Description of the task: Pick out each line of the records that includes the string "familia", and copy it.

>>>>

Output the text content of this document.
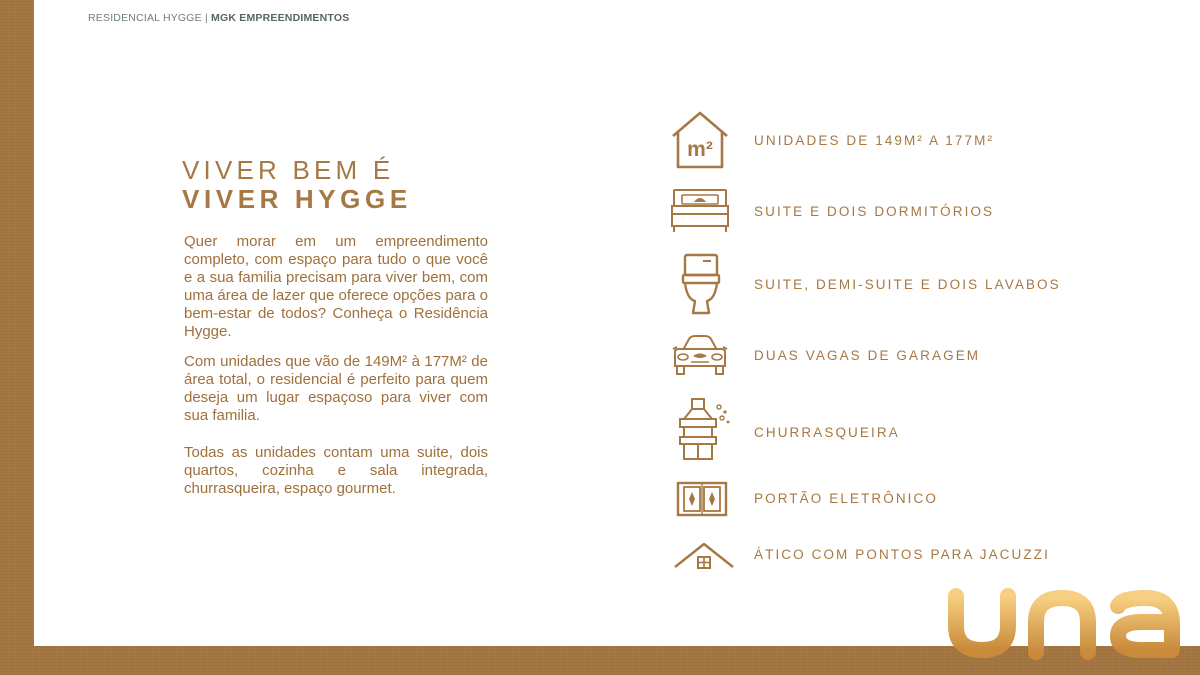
RESIDENCIAL HYGGE | MGK EMPREENDIMENTOS
VIVER BEM É
VIVER HYGGE

Quer morar em um empreendimento completo, com espaço para tudo o que você e a sua familia precisam para viver bem, com uma área de lazer que oferece opções para o bem-estar de todos? Conheça o Residência Hygge.

Com unidades que vão de 149M² à 177M² de área total, o residencial é perfeito para quem deseja um lugar espaçoso para viver com sua familia.

Todas as unidades contam uma suite, dois quartos, cozinha e sala integrada, churrasqueira, espaço gourmet.

m²	UNIDADES DE 149M² A 177M²
SUITE E DOIS DORMITÓRIOS
SUITE, DEMI-SUITE E DOIS LAVABOS
DUAS VAGAS DE GARAGEM
CHURRASQUEIRA
PORTÃO ELETRÔNICO
ÁTICO COM PONTOS PARA JACUZZI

<<<<

Written reply:
Quer morar em um empreendimento completo, com espaço para tudo o que você e a sua familia precisam para viver bem, com uma área de lazer que oferece opções para o bem-estar de todos? Conheça o Residência Hygge.
Com unidades que vão de 149M² à 177M² de área total, o residencial é perfeito para quem deseja um lugar espaçoso para viver com sua familia.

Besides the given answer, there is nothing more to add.